Los amores difíciles (Lucina Gil, 2011)| Por Diego Salgado
Si quise colaborar en este dossier sobre el I Festival Online de Cine Español al Margen, no es por pensar que fuese a constituir realmente “una ventana para dar a conocer y promocionar la parte más inquieta, ignota, precaria y atractiva de la creación audiovisual española actual”, como afirman en un manifiesto los organizadores del certamen. El visionado íntegro de siete de las diez películas programadas me dejó claro por enésima vez que los impedimentos para abrirse paso en determinado entorno no implican de por sí que un producto ostente inquietudes o atractivos superiores a los de otro más popular. Una película puede haber quedado al margen por ser estéril. No solo a nivel comercial, también artístico. Por mucho que etiquetas como ignoto y precario sirvan hoy por hoy al objetivo interesado de procurarle atenciones críticas.

====

Qué se pide →
¿Puedes repetir sin cambios el tramo de la crítica de Los amores difíciles que va desde «Los amores difíciles» hasta «procurarle atenciones críticas.»?

====

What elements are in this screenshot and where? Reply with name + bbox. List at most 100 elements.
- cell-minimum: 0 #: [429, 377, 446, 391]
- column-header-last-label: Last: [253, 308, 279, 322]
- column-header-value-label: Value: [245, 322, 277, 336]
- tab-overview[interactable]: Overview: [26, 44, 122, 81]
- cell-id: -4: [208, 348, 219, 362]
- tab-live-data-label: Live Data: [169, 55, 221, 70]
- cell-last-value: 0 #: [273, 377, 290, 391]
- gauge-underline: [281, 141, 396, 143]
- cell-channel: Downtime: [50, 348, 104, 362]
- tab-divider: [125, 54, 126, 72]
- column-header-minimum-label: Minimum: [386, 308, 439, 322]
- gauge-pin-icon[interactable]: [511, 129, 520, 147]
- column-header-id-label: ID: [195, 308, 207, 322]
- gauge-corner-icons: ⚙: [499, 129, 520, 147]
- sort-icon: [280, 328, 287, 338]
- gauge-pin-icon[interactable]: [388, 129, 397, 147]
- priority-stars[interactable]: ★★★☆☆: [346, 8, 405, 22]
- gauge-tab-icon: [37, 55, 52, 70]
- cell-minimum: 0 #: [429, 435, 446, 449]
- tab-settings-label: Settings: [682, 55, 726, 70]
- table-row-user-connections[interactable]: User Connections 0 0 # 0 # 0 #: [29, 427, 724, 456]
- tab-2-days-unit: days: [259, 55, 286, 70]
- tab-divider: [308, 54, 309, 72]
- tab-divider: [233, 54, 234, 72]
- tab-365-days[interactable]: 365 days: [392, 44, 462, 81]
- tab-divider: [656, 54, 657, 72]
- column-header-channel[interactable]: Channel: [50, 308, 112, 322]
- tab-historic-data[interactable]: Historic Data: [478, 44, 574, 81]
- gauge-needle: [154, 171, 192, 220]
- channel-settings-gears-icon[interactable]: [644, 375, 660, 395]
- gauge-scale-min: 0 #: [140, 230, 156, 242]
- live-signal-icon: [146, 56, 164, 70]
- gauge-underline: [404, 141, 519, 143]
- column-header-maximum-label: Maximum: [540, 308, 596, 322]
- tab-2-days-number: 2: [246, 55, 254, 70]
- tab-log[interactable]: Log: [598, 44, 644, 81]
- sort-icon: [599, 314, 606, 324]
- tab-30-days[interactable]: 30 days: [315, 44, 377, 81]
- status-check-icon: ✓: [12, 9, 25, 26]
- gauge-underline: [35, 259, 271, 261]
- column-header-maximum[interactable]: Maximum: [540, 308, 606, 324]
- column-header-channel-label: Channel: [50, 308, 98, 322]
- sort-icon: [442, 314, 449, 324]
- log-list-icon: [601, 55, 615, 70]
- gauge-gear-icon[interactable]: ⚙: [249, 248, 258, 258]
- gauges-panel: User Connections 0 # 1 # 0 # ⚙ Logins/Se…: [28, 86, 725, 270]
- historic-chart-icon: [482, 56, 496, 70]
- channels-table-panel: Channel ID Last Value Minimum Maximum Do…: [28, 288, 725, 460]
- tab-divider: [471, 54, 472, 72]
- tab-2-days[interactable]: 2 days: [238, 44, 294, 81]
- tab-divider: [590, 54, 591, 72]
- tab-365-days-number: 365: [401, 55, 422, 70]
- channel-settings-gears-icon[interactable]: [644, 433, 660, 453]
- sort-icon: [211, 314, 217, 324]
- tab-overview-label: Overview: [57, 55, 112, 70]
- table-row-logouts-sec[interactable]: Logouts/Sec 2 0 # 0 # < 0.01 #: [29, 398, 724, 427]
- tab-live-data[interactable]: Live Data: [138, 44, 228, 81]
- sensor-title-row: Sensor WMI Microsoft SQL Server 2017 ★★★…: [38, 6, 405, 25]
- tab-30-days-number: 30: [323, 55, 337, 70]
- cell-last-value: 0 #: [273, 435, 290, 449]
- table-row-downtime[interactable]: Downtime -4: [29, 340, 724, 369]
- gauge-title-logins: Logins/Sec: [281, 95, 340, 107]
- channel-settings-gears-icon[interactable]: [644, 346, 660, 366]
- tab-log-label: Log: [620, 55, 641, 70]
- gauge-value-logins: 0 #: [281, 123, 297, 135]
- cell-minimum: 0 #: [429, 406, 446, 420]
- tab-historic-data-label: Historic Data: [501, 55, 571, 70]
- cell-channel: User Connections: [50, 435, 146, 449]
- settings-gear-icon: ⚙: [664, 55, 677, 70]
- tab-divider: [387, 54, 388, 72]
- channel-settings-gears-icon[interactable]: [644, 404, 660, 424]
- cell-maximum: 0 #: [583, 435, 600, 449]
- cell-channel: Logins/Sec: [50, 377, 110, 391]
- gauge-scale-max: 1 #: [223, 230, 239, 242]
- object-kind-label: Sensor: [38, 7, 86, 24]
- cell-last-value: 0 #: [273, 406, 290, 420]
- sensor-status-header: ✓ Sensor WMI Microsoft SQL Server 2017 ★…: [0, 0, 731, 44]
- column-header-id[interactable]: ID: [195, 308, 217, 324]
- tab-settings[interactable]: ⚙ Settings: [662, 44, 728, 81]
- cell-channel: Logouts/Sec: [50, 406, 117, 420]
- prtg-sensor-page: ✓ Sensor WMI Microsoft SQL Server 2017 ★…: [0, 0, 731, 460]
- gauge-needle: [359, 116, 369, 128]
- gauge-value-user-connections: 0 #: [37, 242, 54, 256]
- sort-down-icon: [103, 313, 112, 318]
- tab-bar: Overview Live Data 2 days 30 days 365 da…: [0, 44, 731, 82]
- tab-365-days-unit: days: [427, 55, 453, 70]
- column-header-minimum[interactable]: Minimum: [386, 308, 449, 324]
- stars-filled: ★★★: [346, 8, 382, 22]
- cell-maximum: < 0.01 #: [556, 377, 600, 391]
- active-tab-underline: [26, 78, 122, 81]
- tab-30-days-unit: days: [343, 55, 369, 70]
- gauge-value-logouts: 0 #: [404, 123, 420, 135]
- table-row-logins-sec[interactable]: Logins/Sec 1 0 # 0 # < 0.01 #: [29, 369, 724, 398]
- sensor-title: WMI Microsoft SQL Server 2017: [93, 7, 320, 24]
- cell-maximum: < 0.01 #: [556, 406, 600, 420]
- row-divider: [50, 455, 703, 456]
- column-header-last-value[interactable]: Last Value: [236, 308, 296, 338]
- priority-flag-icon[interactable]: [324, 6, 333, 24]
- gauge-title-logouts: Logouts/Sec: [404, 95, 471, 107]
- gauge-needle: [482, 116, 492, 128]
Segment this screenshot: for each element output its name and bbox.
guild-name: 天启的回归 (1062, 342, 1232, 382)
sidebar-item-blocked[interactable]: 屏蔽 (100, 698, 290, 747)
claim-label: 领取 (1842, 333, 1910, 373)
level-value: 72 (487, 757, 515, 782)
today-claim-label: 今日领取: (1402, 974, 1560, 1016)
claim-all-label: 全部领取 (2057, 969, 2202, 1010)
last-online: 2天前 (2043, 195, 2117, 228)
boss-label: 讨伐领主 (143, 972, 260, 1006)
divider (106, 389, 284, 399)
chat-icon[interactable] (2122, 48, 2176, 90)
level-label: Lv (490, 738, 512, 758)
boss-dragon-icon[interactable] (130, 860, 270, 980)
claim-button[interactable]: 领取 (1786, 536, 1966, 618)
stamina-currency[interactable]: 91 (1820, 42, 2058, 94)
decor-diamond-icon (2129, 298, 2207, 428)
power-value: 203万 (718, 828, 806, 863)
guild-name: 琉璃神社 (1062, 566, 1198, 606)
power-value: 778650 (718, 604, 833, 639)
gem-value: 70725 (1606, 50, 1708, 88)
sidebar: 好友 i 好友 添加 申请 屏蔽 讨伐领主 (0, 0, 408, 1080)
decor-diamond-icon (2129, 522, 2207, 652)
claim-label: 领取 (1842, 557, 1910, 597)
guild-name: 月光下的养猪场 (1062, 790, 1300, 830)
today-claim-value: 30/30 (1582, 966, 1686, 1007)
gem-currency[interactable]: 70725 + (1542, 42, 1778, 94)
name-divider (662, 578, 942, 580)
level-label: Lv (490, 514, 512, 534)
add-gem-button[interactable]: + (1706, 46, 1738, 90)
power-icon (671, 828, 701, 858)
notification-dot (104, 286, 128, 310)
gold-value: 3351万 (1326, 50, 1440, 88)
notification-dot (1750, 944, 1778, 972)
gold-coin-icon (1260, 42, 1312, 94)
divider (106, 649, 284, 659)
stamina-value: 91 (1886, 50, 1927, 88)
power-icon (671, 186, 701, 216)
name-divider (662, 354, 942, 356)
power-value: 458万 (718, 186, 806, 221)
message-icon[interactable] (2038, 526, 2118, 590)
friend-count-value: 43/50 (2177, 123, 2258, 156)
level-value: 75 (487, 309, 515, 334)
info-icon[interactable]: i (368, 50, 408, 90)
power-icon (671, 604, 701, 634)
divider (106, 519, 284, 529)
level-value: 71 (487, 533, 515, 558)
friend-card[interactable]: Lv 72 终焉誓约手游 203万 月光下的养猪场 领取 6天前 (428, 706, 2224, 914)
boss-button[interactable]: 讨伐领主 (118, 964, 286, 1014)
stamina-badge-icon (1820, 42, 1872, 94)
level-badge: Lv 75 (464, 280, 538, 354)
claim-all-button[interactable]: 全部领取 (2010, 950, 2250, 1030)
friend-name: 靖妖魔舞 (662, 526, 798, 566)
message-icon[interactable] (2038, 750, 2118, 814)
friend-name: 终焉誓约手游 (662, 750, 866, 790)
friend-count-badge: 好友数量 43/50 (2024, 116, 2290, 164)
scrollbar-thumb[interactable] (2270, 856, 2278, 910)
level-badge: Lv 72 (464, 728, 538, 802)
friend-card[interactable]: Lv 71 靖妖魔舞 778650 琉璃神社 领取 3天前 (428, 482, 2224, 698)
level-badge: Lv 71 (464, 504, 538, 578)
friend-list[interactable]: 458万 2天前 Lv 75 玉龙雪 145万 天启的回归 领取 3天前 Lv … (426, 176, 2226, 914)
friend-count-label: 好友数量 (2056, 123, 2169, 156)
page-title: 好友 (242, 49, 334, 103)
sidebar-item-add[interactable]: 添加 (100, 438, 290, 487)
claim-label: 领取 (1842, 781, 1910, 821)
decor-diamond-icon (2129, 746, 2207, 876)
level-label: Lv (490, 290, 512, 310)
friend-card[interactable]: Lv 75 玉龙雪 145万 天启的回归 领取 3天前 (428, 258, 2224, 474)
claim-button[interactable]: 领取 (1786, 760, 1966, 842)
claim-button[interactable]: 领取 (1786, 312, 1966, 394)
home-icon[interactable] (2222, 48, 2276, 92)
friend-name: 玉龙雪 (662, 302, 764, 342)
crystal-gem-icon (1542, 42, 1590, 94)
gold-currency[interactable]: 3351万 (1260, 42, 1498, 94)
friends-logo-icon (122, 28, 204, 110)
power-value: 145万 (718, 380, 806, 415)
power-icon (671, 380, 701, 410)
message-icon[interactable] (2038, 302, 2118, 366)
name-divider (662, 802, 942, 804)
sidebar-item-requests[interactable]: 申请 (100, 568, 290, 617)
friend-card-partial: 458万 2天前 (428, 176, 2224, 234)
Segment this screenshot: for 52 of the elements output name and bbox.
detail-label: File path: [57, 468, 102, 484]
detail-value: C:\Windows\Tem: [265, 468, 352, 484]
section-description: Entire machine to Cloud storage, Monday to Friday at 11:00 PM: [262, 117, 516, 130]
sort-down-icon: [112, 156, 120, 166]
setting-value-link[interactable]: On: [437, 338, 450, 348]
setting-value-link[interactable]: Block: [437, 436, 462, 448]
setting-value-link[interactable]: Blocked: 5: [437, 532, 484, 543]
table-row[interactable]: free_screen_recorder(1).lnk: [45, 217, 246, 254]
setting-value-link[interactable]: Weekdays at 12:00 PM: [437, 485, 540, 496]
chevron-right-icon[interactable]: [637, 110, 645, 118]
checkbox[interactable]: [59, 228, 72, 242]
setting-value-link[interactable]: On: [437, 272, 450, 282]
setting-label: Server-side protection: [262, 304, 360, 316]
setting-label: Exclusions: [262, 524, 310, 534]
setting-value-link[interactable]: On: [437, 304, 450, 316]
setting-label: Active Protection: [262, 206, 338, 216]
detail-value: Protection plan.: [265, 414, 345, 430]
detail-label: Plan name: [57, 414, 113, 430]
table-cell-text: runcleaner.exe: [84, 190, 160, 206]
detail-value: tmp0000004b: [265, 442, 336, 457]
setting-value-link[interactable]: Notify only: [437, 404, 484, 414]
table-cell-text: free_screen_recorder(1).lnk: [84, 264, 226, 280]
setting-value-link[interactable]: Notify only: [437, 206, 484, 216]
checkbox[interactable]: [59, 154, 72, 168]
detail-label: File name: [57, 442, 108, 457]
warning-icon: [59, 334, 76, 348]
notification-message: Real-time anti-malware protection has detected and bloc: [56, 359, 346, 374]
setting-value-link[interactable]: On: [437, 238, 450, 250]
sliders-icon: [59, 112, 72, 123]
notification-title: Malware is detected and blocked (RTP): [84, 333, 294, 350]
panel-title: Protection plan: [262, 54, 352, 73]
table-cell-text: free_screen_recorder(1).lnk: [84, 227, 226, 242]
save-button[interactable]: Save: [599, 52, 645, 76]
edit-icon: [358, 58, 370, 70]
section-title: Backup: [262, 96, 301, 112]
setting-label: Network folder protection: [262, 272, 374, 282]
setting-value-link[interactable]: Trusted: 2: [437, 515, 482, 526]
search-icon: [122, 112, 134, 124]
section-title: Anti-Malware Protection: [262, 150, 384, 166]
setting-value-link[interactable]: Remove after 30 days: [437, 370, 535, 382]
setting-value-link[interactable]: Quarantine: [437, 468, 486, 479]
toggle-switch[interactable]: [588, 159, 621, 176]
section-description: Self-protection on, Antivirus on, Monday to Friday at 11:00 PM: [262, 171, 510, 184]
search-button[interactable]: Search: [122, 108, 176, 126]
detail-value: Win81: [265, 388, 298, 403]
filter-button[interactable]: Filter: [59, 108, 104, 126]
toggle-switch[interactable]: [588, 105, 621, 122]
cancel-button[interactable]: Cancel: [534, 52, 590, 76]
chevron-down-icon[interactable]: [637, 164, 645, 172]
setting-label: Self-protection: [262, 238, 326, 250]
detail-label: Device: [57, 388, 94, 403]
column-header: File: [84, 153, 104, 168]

====

Respuesta redactada →
Los amores difíciles (Lucina Gil, 2011)| Por Diego Salgado
Si quise colaborar en este dossier sobre el I Festival Online de Cine Español al Margen, no es por pensar que fuese a constituir realmente “una ventana para dar a conocer y promocionar la parte más inquieta, ignota, precaria y atractiva de la creación audiovisual española actual”, como afirman en un manifiesto los organizadores del certamen. El visionado íntegro de siete de las diez películas programadas me dejó claro por enésima vez que los impedimentos para abrirse paso en determinado entorno no implican de por sí que un producto ostente inquietudes o atractivos superiores a los de otro más popular. Una película puede haber quedado al margen por ser estéril. No solo a nivel comercial, también artístico. Por mucho que etiquetas como ignoto y precario sirvan hoy por hoy al objetivo interesado de procurarle atenciones críticas.